• **Excerpt**:
(begin)

[PATCH v3 19/41] KVM: PPC: Book3S HV P9: Stop handling hcalls in real-mode in the P9 path

Nicholas Piggin npiggin at gmail.com
Tue Mar 23 00:15:30 AEDT 2021


Excerpts from Alexey Kardashevskiy's message of March 22, 2021 5:30 pm:
> 
> 
> On 06/03/2021 02:06, Nicholas Piggin wrote:
>> In the interest of minimising the amount of code that is run in
>> "real-mode", don't handle hcalls in real mode in the P9 path.
>> 
>> POWER8 and earlier are much more expensive to exit from HV real mode
>> and switch to host mode, because on those processors HV interrupts get
>> to the hypervisor with the MMU off, and the other threads in the core
>> need to be pulled out of the guest, and SLBs all need to be saved,
>> ERATs invalidated, and host SLB reloaded before the MMU is re-enabled
>> in host mode. Hash guests also require a lot of hcalls to run. The
>> XICS interrupt controller requires hcalls to run.

(end)

• **Dataset records**:
(begin)

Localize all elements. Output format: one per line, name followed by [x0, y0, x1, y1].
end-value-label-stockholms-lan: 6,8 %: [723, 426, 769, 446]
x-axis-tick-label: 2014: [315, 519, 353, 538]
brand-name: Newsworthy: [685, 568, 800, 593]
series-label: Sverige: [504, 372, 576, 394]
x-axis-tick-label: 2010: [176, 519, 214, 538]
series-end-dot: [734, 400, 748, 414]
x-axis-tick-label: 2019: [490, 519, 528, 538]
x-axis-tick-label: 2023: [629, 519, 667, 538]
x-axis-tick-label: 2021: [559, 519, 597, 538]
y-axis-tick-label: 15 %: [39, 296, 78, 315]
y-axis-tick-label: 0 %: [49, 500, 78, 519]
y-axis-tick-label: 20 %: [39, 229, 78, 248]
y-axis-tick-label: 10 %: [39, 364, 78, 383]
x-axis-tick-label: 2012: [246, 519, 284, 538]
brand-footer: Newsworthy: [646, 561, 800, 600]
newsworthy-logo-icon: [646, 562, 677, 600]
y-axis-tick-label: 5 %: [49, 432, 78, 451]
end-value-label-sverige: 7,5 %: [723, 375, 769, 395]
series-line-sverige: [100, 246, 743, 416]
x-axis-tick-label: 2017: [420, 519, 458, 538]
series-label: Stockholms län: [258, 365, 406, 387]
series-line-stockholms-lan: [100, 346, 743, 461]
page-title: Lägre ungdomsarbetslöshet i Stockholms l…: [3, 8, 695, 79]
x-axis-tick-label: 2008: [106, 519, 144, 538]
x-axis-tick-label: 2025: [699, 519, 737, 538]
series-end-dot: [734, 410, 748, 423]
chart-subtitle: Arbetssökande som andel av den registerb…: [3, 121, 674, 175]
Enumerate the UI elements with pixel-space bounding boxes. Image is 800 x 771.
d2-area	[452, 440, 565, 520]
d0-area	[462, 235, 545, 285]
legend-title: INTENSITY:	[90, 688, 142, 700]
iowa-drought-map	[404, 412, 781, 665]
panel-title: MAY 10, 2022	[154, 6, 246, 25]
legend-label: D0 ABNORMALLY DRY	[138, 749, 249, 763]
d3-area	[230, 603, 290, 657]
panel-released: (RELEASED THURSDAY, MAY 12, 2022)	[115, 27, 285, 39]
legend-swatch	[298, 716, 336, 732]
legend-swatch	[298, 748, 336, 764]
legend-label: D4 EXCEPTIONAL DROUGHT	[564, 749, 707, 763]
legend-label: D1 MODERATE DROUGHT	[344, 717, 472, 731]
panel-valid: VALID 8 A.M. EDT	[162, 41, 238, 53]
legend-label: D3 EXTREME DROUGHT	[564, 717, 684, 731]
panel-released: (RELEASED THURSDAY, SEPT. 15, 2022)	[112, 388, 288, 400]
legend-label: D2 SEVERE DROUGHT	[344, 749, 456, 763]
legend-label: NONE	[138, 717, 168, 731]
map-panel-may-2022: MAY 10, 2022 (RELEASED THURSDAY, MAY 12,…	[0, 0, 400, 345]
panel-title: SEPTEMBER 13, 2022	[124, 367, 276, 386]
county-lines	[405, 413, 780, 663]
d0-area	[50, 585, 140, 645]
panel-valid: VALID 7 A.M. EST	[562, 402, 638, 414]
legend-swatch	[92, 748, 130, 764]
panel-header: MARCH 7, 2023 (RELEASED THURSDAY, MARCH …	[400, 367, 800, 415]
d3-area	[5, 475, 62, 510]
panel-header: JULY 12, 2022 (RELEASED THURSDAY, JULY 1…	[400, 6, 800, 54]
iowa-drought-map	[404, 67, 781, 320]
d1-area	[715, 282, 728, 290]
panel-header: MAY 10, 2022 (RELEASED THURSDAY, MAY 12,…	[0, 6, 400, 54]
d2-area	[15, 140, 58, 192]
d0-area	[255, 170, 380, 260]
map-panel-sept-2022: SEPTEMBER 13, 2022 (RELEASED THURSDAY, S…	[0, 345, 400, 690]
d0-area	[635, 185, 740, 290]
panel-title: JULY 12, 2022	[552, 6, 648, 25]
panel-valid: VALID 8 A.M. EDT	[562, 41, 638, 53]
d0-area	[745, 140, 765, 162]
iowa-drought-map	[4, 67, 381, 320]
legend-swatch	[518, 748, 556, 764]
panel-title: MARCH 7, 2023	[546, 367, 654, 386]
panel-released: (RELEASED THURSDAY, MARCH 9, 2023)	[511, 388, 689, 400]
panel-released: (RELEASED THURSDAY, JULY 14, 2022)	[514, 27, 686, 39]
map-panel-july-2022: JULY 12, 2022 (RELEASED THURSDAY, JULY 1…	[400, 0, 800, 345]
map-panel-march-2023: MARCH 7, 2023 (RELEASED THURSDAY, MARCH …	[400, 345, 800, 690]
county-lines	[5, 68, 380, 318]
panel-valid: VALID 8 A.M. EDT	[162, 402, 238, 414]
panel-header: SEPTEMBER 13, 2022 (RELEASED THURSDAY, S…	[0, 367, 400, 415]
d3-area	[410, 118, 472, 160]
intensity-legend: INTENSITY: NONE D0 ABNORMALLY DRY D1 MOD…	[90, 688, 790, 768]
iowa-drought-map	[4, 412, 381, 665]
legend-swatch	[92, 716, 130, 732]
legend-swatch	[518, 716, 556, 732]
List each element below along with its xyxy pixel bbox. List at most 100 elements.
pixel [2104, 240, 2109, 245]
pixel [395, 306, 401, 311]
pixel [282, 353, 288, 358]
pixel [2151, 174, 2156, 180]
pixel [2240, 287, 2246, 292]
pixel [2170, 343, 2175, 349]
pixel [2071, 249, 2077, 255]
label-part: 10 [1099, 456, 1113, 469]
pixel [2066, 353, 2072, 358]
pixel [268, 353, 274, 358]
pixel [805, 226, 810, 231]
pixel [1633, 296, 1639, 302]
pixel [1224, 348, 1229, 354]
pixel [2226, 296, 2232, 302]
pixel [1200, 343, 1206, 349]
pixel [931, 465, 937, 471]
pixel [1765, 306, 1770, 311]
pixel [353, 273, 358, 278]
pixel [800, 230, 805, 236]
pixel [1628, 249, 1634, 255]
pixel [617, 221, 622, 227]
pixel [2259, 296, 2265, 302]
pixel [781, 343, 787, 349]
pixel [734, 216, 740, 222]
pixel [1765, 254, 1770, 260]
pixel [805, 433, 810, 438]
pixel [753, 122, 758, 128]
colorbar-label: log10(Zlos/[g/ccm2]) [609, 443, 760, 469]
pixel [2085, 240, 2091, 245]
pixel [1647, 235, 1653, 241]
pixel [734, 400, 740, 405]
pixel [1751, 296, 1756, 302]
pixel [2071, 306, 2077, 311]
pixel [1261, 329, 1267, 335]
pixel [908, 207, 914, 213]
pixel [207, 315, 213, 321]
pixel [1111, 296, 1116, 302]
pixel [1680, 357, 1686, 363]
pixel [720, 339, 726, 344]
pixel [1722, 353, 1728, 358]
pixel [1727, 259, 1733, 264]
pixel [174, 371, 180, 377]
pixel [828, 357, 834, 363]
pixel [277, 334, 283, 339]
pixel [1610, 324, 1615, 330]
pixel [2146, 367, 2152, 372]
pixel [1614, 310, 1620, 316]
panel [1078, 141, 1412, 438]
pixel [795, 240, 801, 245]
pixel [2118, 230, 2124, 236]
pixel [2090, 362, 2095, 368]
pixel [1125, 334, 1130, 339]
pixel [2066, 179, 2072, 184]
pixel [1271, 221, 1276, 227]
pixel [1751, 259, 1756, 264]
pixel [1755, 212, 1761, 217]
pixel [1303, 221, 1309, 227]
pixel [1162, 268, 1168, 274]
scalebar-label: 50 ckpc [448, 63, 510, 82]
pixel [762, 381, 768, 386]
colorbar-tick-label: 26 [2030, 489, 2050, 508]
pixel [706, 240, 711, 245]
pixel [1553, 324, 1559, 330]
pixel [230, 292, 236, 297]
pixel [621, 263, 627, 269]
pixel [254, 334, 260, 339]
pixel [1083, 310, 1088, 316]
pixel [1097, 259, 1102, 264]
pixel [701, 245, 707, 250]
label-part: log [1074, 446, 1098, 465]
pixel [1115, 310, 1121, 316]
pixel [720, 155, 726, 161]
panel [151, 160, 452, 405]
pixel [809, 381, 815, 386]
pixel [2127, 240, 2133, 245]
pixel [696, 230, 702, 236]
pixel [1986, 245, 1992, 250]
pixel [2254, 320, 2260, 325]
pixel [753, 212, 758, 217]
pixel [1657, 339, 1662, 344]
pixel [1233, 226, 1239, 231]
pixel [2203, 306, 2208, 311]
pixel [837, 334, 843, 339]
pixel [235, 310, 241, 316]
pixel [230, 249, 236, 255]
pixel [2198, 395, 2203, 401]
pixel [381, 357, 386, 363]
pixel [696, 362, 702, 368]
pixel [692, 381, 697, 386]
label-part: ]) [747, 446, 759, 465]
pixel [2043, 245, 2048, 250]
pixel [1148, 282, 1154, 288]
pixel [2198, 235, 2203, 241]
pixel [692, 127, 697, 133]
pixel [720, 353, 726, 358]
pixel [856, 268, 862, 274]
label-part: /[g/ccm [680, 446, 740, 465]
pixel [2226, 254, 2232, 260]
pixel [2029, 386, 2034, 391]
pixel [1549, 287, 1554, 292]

(end)

• **Requirement A**: Reproduce the part of the KVM patch message starting with "Excerpts from Alexey" and going on through "requires hcalls to run.".
• **Requirement B**:
Answer these questions from the KVM patch message:
(i) Who sent the message?
(ii) Which interrupt controller does the message say requires hcalls to run?
(iii) Which processors does it say are much more expensive to exit from HV real mode?
• **Requirement C**: In the KVM patch message, the sentence beginning "POWER8 and earlier" lists what needs to be done before the MMU is re-enabled in host mode. List each of those steps.

• **Finished answer A**:
Excerpts from Alexey Kardashevskiy's message of March 22, 2021 5:30 pm:
> 
> 
> On 06/03/2021 02:06, Nicholas Piggin wrote:
>> In the interest of minimising the amount of code that is run in
>> "real-mode", don't handle hcalls in real mode in the P9 path.
>> 
>> POWER8 and earlier are much more expensive to exit from HV real mode
>> and switch to host mode, because on those processors HV interrupts get
>> to the hypervisor with the MMU off, and the other threads in the core
>> need to be pulled out of the guest, and SLBs all need to be saved,
>> ERATs invalidated, and host SLB reloaded before the MMU is re-enabled
>> in host mode. Hash guests also require a lot of hcalls to run. The
>> XICS interrupt controller requires hcalls to run.

• **Finished answer B**:
(i) Nicholas Piggin
(ii) The XICS interrupt controller
(iii) POWER8 and earlier

• **Finished answer C**:
- The other threads in the core need to be pulled out of the guest.
- SLBs all need to be saved.
- ERATs need to be invalidated.
- Host SLB needs to be reloaded.